\(\sin{(A\pm B)}=\sin{A}\cos{B}\pm \cos{A}\sin{B}\)
\(\cos{(A\pm B)}=\cos{A}\cos{B}\mp \sin{A}\sin{B}\)
\(\tan{(A\pm B)}=\dfrac{\tan{A}\pm \tan{B}}{1\mp \tan{A}\tan{B}}\)
\(\sin{2A}=2\sin{A}\cos{A}\)
\(\begin{aligned} \cos{2A}&= \cos^2{A}-\sin^2{A} \\ &=2\cos^2{A}-1 \\ &=1-2\sin^2{A} \end{aligned}\)
\(\tan{2A}=\dfrac{2\tan{A}}{1-\tan^2{A}}\)
\(\sin{\dfrac{A}{2}}=\pm\sqrt{\dfrac{1-\cos{A}}{2}}\)
\(\cos{\dfrac{A}{2}}=\pm\sqrt{\dfrac{1+\cos{A}}{2}}\)
\(\tan{\dfrac{A}{2}}=\pm\sqrt{\dfrac{\sin{A}}{1+\cos{A}}}\)
(a)

[Collected data entries]

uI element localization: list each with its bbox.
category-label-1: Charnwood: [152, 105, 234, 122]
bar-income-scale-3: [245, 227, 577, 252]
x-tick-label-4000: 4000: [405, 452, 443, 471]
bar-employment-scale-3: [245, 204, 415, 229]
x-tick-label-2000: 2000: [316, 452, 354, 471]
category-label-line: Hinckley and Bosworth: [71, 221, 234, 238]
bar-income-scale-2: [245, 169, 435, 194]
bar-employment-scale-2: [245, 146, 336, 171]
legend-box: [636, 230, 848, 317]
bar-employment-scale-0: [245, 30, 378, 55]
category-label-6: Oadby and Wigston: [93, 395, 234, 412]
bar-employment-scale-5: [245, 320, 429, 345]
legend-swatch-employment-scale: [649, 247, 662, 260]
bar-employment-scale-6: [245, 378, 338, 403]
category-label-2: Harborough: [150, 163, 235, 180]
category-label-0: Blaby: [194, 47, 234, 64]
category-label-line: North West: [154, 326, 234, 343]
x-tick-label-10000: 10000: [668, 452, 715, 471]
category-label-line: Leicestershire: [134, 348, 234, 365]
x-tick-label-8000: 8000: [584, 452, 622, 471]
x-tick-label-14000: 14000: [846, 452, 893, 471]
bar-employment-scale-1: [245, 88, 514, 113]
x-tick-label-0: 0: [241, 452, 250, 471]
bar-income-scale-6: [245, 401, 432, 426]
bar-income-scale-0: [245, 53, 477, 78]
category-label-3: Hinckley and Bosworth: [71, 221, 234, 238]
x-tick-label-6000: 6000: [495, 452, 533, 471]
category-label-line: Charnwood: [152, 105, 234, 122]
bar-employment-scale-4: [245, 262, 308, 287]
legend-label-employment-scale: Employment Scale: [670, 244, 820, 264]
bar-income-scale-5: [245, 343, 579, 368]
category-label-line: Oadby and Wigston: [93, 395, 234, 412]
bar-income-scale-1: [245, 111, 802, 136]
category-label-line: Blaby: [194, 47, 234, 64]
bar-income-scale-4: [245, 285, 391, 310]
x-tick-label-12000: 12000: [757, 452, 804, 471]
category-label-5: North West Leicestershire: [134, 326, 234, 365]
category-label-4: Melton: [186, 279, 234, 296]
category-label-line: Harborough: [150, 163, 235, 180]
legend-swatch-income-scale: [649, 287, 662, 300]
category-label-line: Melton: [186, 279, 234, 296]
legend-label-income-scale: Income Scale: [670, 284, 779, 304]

** To be done **
[1] Decide whether each statement agrees with the trigonometric identities. For each, answer yes or no and quote the deciding words of the identities. (a) The sine of 2A is given as 2 sin A cos A. (b) The cosine of (A ± B) uses a plus-or-minus sign before the product of the sines. (c) One form of the cosine of 2A is 1 minus 2 sin² A.
[2] Lay out rows of the collected data entries as a Markdown table with the columns "Number" and "Entry line", omitting blank lines. Begin at the first row of the entries and stop after the row that contains "bar-employment-scale-0: [245, 30, 378, 55]".

** Full solutions **
[1]
(a) Yes: "\sin{2A}=2\sin{A}\cos{A}"
(b) No: "\cos{(A\pm B)}=\cos{A}\cos{B}\mp \sin{A}\sin{B}"
(c) Yes: "&=1-2\sin^2{A}"

[2]
| Number | Entry line |
|---|---|
| 1 | uI element localization: list each with its bbox. |
| 2 | category-label-1: Charnwood: [152, 105, 234, 122] |
| 3 | bar-income-scale-3: [245, 227, 577, 252] |
| 4 | x-tick-label-4000: 4000: [405, 452, 443, 471] |
| 5 | bar-employment-scale-3: [245, 204, 415, 229] |
| 6 | x-tick-label-2000: 2000: [316, 452, 354, 471] |
| 7 | category-label-line: Hinckley and Bosworth: [71, 221, 234, 238] |
| 8 | bar-income-scale-2: [245, 169, 435, 194] |
| 9 | bar-employment-scale-2: [245, 146, 336, 171] |
| 10 | legend-box: [636, 230, 848, 317] |
| 11 | bar-employment-scale-0: [245, 30, 378, 55] |